CHECK YOUR UNDERSTANDING →
1. According to the text on the origins of the Nova Scotia duck tolling retriever, where was James Allen's female retriever said to have been bought?
2. Continue the text on the origins of the Nova Scotia duck tolling retriever from its last sentence.

TEXT SHOWN →
########################################
Now, after you’ve read the accounts of the English and Dutch decoy dogs from yesterday, I’m sure you want to know where Nova Scotia fits in all of this. Is there a connection between the Nova Scotia duck tolling retriever of today and the decoy dogs of England?
Well, it is difficult to make a direct connection, for the earliest confirmed attempt of a Nova Scotian breeding a dog for this purpose was by man named James Allen. The story goes that in 1860, James Allen of Yarmouth County, Nova Scotia, bred an English wavy-coated or flat-coated retriever bitch to a “Labrador-type dog .” Now, we know pretty clearly what a Labrador-type dog in that part of the world was– a St. John’s water dog. However, I don’t think the female wavy-coated retriever was exactly what everyone think she was.
She was said to have been purchased from an English schooner, which seems to be a weird place for a retriever to be. In those days, retrievers were owned almost exclusively by the gentry, and when a dog of the same genetic make-up and origin as a retriever was owned by a commoner, it was normally called a Newfoundland or Labrador. Further, if we are thinking that this dog was a member of the wavy and flat-coated type that Dr. Bond Moore and Sewallis Shirley were “improving” into a standardized breed, we might want to reconsider, for in the 1860′s through the 1890′s, the vast majority of wavy/flat-coated retrievers were large, heavily-boned creatures, like Zelstone or Paris. If the bitch were of the type the Paris or Zelstone represented, breeding her to a St. John’s water dog would produce puppies that looked a lot like St. John’s water dogs. Paris was said to have been entirely of St. John’s water dog ancestry, and it is well-known that Zelstone was primarily of that extraction. It wouldn’t have been an outcross at all, and it wouldn’t have produced smaller dogs.
This bitch was said to have been liver or red in color, depending upon your source. There were red and yellow wavy-coats at the time, but these were far from common.
########################################
GIVEN RECORDS →
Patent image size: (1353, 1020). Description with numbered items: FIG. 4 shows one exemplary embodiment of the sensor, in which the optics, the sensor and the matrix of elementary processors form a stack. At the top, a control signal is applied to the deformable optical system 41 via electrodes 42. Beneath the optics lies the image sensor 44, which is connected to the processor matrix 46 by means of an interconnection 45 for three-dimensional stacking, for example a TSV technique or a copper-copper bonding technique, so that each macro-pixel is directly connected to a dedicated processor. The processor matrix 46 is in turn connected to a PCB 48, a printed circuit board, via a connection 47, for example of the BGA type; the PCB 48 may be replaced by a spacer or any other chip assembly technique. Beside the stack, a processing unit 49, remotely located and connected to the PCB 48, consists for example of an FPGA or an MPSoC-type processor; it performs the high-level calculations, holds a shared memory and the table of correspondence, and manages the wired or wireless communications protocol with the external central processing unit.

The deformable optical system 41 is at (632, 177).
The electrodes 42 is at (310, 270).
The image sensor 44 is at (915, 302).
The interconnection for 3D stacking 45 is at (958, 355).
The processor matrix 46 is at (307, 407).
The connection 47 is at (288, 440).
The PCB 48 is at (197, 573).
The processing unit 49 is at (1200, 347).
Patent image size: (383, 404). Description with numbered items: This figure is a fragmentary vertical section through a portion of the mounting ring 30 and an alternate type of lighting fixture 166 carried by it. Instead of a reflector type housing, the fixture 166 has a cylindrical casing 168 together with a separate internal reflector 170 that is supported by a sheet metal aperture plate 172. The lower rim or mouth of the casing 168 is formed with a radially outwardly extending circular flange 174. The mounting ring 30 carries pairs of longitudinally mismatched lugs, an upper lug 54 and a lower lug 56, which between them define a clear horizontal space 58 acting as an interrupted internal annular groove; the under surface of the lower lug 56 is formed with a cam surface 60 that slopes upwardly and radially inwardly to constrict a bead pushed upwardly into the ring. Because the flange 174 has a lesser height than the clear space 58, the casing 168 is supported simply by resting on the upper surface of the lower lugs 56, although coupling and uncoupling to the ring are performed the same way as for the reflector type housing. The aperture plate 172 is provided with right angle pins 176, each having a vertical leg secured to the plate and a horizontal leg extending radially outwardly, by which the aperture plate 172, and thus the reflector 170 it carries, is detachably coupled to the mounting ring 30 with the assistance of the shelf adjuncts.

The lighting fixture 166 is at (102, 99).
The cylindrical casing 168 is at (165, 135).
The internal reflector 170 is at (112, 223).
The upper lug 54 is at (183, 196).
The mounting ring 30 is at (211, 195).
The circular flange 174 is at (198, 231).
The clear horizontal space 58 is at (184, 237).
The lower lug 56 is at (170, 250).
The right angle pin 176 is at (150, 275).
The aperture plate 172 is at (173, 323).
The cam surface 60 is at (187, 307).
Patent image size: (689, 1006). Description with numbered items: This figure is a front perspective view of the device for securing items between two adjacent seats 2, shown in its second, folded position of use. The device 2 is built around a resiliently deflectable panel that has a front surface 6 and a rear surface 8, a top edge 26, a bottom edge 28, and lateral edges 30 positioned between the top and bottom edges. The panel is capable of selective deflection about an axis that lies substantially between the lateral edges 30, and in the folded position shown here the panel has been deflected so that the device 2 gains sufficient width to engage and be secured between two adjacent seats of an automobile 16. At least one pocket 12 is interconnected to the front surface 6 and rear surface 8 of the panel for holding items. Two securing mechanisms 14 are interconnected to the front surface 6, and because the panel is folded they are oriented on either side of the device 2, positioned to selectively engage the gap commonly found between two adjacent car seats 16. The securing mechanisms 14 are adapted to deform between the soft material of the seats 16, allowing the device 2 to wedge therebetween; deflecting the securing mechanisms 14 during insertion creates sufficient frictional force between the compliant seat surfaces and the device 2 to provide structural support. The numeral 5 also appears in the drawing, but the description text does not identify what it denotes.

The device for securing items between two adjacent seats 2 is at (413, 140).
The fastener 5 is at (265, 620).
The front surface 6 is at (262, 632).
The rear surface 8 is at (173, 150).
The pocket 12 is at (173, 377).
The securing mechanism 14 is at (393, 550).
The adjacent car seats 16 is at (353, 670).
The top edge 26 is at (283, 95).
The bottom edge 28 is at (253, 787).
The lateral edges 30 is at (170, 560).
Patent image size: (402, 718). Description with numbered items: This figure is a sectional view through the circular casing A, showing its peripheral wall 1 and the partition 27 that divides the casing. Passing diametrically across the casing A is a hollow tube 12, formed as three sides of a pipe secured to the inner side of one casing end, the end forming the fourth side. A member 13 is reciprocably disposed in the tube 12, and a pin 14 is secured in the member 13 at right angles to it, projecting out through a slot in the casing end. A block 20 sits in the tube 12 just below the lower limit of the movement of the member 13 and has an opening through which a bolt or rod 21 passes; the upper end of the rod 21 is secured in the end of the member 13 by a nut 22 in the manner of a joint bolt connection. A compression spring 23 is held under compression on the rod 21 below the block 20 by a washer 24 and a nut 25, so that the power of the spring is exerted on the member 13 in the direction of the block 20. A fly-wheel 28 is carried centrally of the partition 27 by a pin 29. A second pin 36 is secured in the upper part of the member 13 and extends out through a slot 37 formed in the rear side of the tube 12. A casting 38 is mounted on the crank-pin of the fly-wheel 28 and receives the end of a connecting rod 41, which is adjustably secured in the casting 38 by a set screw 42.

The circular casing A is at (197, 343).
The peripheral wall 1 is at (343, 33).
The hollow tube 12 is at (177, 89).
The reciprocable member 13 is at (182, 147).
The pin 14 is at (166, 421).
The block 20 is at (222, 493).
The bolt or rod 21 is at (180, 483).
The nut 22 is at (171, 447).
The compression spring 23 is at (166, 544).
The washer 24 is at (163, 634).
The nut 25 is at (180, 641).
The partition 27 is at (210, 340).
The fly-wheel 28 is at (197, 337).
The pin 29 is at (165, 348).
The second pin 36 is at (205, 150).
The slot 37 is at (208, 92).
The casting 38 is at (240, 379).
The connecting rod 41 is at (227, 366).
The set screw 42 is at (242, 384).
########################################
ANSWERS IN ORDER →
1. From an English schooner.

2.
It seems to me much more likely that she was an “English retriever,” a term that could have meant lots of things, not the least of which is that she could have been a “ginger ‘coy dog.” Such dogs would have been relatively common in England, and it is likely that some people were using them as retrievers. Perhaps the schooner that brought this bitch to Nova Scotia had brought her along with the hope of doing some duck and seabird hunting along the rocky coast. After all, egging and market hunting were common activities along the Maritime coasts, as was duck and sea bird hunting. A dog like this could have been brought along just fill the stores of the ship, which would be longing for fresh meat after the long voyage across the North Atlantic.
Yarmouth County is on the Bay of Fundy, which is an excellent fishing ground, and for its wide variance in tides. The people who lived there, like so many people in Atlantic Canada, were tied to the sea and to the land for survival. Hunting and fishing were not games. They meant life itself.
Perhaps James Allen heard from the ship that this little retriever was of a type that could toll in ducks. Maybe he didn’t believe at first, and then they showed him. And that may have been how he got the idea.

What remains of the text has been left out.